◆ **Problem to solve**: Without the pictures, set down every line of the data exactly.

◆ **Exercise material**:
====

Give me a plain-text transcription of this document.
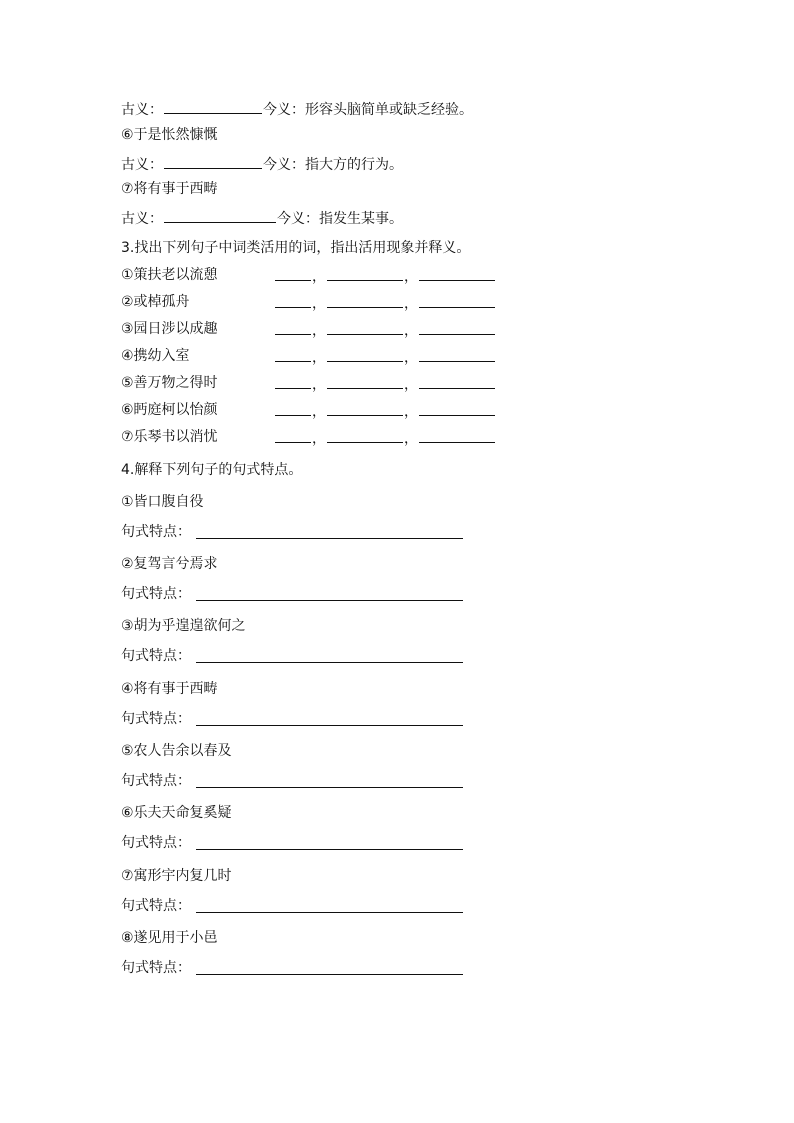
古义：	今义：形容头脑简单或缺乏经验。
⑥于是怅然慷慨
古义：	今义：指大方的行为。
⑦将有事于西畴
古义：	今义：指发生某事。
3.找出下列句子中词类活用的词，指出活用现象并释义。
①策扶老以流憩	，	，
②或棹孤舟	，	，
③园日涉以成趣	，	，
④携幼入室	，	，
⑤善万物之得时	，	，
⑥眄庭柯以怡颜	，	，
⑦乐琴书以消忧	，	，
4.解释下列句子的句式特点。
①皆口腹自役
句式特点：
②复驾言兮焉求
句式特点：
③胡为乎遑遑欲何之
句式特点：
④将有事于西畴
句式特点：
⑤农人告余以春及
句式特点：
⑥乐夫天命复奚疑
句式特点：
⑦寓形宇内复几时
句式特点：
⑧遂见用于小邑
句式特点：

====

◆ **Reply to the exercise**:
Give me a plain-text transcription of this document.
古义：	今义：形容头脑简单或缺乏经验。
⑥于是怅然慷慨
古义：	今义：指大方的行为。
⑦将有事于西畴
古义：	今义：指发生某事。
3.找出下列句子中词类活用的词，指出活用现象并释义。
①策扶老以流憩	，	，
②或棹孤舟	，	，
③园日涉以成趣	，	，
④携幼入室	，	，
⑤善万物之得时	，	，
⑥眄庭柯以怡颜	，	，
⑦乐琴书以消忧	，	，
4.解释下列句子的句式特点。
①皆口腹自役
句式特点：
②复驾言兮焉求
句式特点：
③胡为乎遑遑欲何之
句式特点：
④将有事于西畴
句式特点：
⑤农人告余以春及
句式特点：
⑥乐夫天命复奚疑
句式特点：
⑦寓形宇内复几时
句式特点：
⑧遂见用于小邑
句式特点：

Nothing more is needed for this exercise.